SHORT PROBLEM ->
Copy every entry exactly as given, minus the images.

────

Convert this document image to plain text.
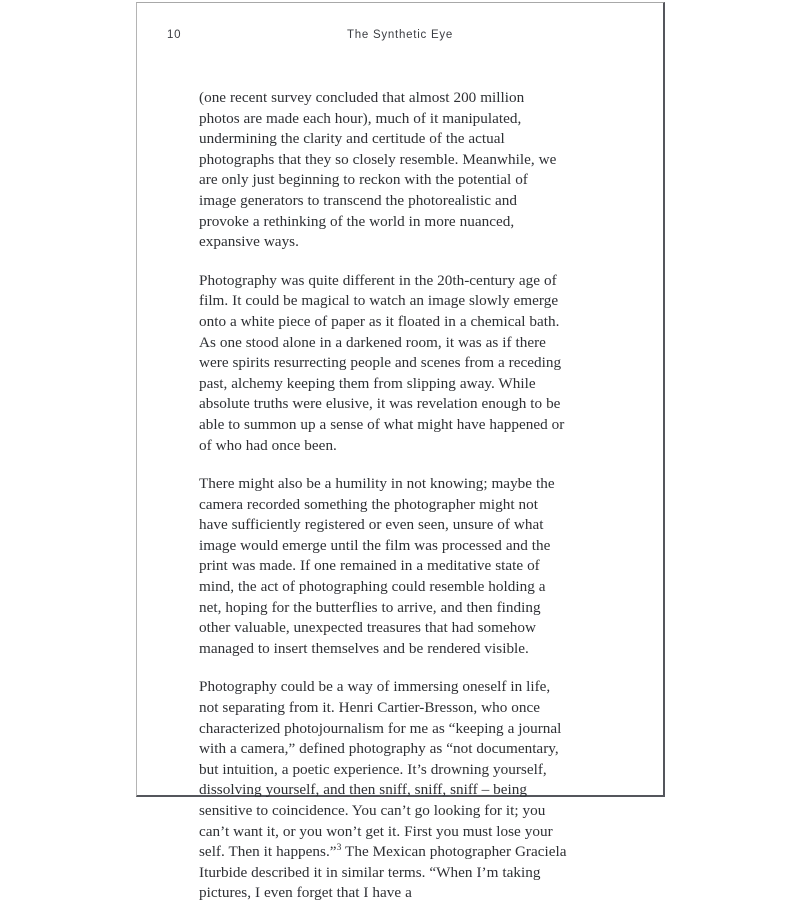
10	The Synthetic Eye

(one recent survey concluded that almost 200 million photos are made each hour), much of it manipulated, undermining the clarity and certitude of the actual photographs that they so closely resemble. Meanwhile, we are only just beginning to reckon with the potential of image generators to transcend the photorealistic and provoke a rethinking of the world in more nuanced, expansive ways.

Photography was quite different in the 20th-century age of film. It could be magical to watch an image slowly emerge onto a white piece of paper as it floated in a chemical bath. As one stood alone in a darkened room, it was as if there were spirits resurrecting people and scenes from a receding past, alchemy keeping them from slipping away. While absolute truths were elusive, it was revelation enough to be able to summon up a sense of what might have happened or of who had once been.

There might also be a humility in not knowing; maybe the camera recorded something the photographer might not have sufficiently registered or even seen, unsure of what image would emerge until the film was processed and the print was made. If one remained in a meditative state of mind, the act of photographing could resemble holding a net, hoping for the butterflies to arrive, and then finding other valuable, unexpected treasures that had somehow managed to insert themselves and be rendered visible.

Photography could be a way of immersing oneself in life, not separating from it. Henri Cartier-Bresson, who once characterized photojournalism for me as “keeping a journal with a camera,” defined photography as “not documentary, but intuition, a poetic experience. It’s drowning yourself, dissolving yourself, and then sniff, sniff, sniff – being sensitive to coincidence. You can’t go looking for it; you can’t want it, or you won’t get it. First you must lose your self. Then it happens.”$^3$ The Mexican photographer Graciela Iturbide described it in similar terms. “When I’m taking pictures, I even forget that I have a
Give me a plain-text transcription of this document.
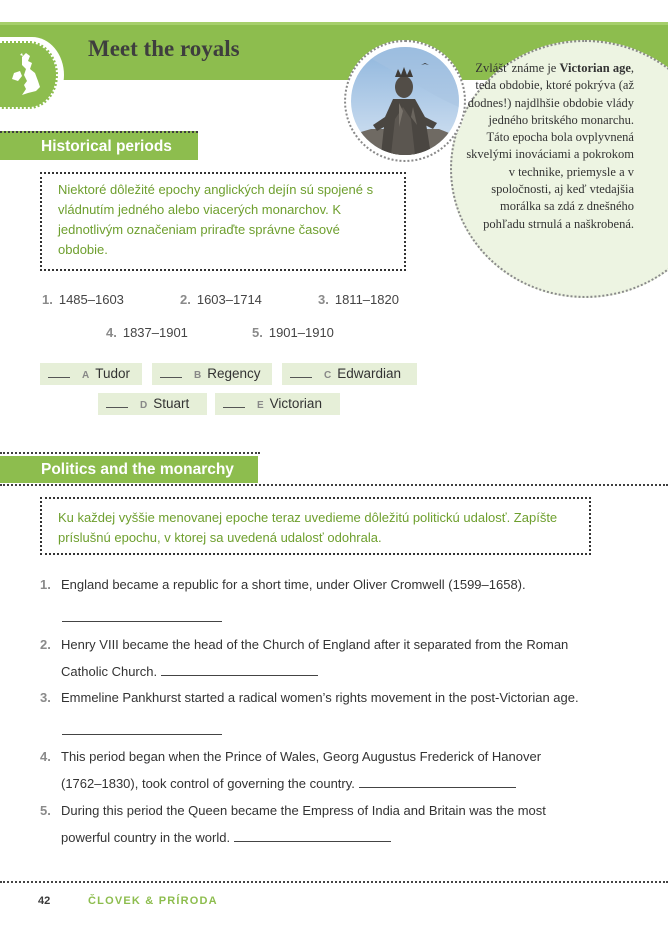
Zvlášť známe je Victorian age, teda obdobie, ktoré pokrýva (až dodnes!) najdlhšie obdobie vlády jedného britského monarchu. Táto epocha bola ovplyvnená skvelými inováciami a pokrokom v technike, priemysle a v spoločnosti, aj keď vtedajšia morálka sa zdá z dnešného pohľadu strnulá a naškrobená.
Meet the royals
Historical periods
Niektoré dôležité epochy anglických dejín sú spojené s vládnutím jedného alebo viacerých monarchov. K jednotlivým označeniam priraďte správne časové obdobie.
1. 1485–1603	2. 1603–1714	3. 1811–1820
4. 1837–1901	5. 1901–1910
A Tudor	B Regency	C Edwardian
D Stuart	E Victorian
Politics and the monarchy
Ku každej vyššie menovanej epoche teraz uvedieme dôležitú politickú udalosť. Zapíšte príslušnú epochu, v ktorej sa uvedená udalosť odohrala.
1. England became a republic for a short time, under Oliver Cromwell (1599–1658).
2. Henry VIII became the head of the Church of England after it separated from the Roman
Catholic Church.
3. Emmeline Pankhurst started a radical women’s rights movement in the post-Victorian age.
4. This period began when the Prince of Wales, Georg Augustus Frederick of Hanover
(1762–1830), took control of governing the country.
5. During this period the Queen became the Empress of India and Britain was the most
powerful country in the world.
42	ČLOVEK & PRÍRODA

────

EXERCISE SOLUTION ->
Convert this document image to plain text.
10	The Synthetic Eye

(one recent survey concluded that almost 200 million photos are made each hour), much of it manipulated, undermining the clarity and certitude of the actual photographs that they so closely resemble. Meanwhile, we are only just beginning to reckon with the potential of image generators to transcend the photorealistic and provoke a rethinking of the world in more nuanced, expansive ways.

Photography was quite different in the 20th-century age of film. It could be magical to watch an image slowly emerge onto a white piece of paper as it floated in a chemical bath. As one stood alone in a darkened room, it was as if there were spirits resurrecting people and scenes from a receding past, alchemy keeping them from slipping away. While absolute truths were elusive, it was revelation enough to be able to summon up a sense of what might have happened or of who had once been.

There might also be a humility in not knowing; maybe the camera recorded something the photographer might not have sufficiently registered or even seen, unsure of what image would emerge until the film was processed and the print was made. If one remained in a meditative state of mind, the act of photographing could resemble holding a net, hoping for the butterflies to arrive, and then finding other valuable, unexpected treasures that had somehow managed to insert themselves and be rendered visible.

Photography could be a way of immersing oneself in life, not separating from it. Henri Cartier-Bresson, who once characterized photojournalism for me as “keeping a journal with a camera,” defined photography as “not documentary, but intuition, a poetic experience. It’s drowning yourself, dissolving yourself, and then sniff, sniff, sniff – being sensitive to coincidence. You can’t go looking for it; you can’t want it, or you won’t get it. First you must lose your self. Then it happens.”$^3$ The Mexican photographer Graciela Iturbide described it in similar terms. “When I’m taking pictures, I even forget that I have a
Give me a plain-text transcription of this document.
Zvlášť známe je Victorian age, teda obdobie, ktoré pokrýva (až dodnes!) najdlhšie obdobie vlády jedného britského monarchu. Táto epocha bola ovplyvnená skvelými inováciami a pokrokom v technike, priemysle a v spoločnosti, aj keď vtedajšia morálka sa zdá z dnešného pohľadu strnulá a naškrobená.
Meet the royals
Historical periods
Niektoré dôležité epochy anglických dejín sú spojené s vládnutím jedného alebo viacerých monarchov. K jednotlivým označeniam priraďte správne časové obdobie.
1. 1485–1603	2. 1603–1714	3. 1811–1820
4. 1837–1901	5. 1901–1910
A Tudor	B Regency	C Edwardian
D Stuart	E Victorian
Politics and the monarchy
Ku každej vyššie menovanej epoche teraz uvedieme dôležitú politickú udalosť. Zapíšte príslušnú epochu, v ktorej sa uvedená udalosť odohrala.
1. England became a republic for a short time, under Oliver Cromwell (1599–1658).
2. Henry VIII became the head of the Church of England after it separated from the Roman
Catholic Church.
3. Emmeline Pankhurst started a radical women’s rights movement in the post-Victorian age.
4. This period began when the Prince of Wales, Georg Augustus Frederick of Hanover
(1762–1830), took control of governing the country.
5. During this period the Queen became the Empress of India and Britain was the most
powerful country in the world.
42	ČLOVEK & PRÍRODA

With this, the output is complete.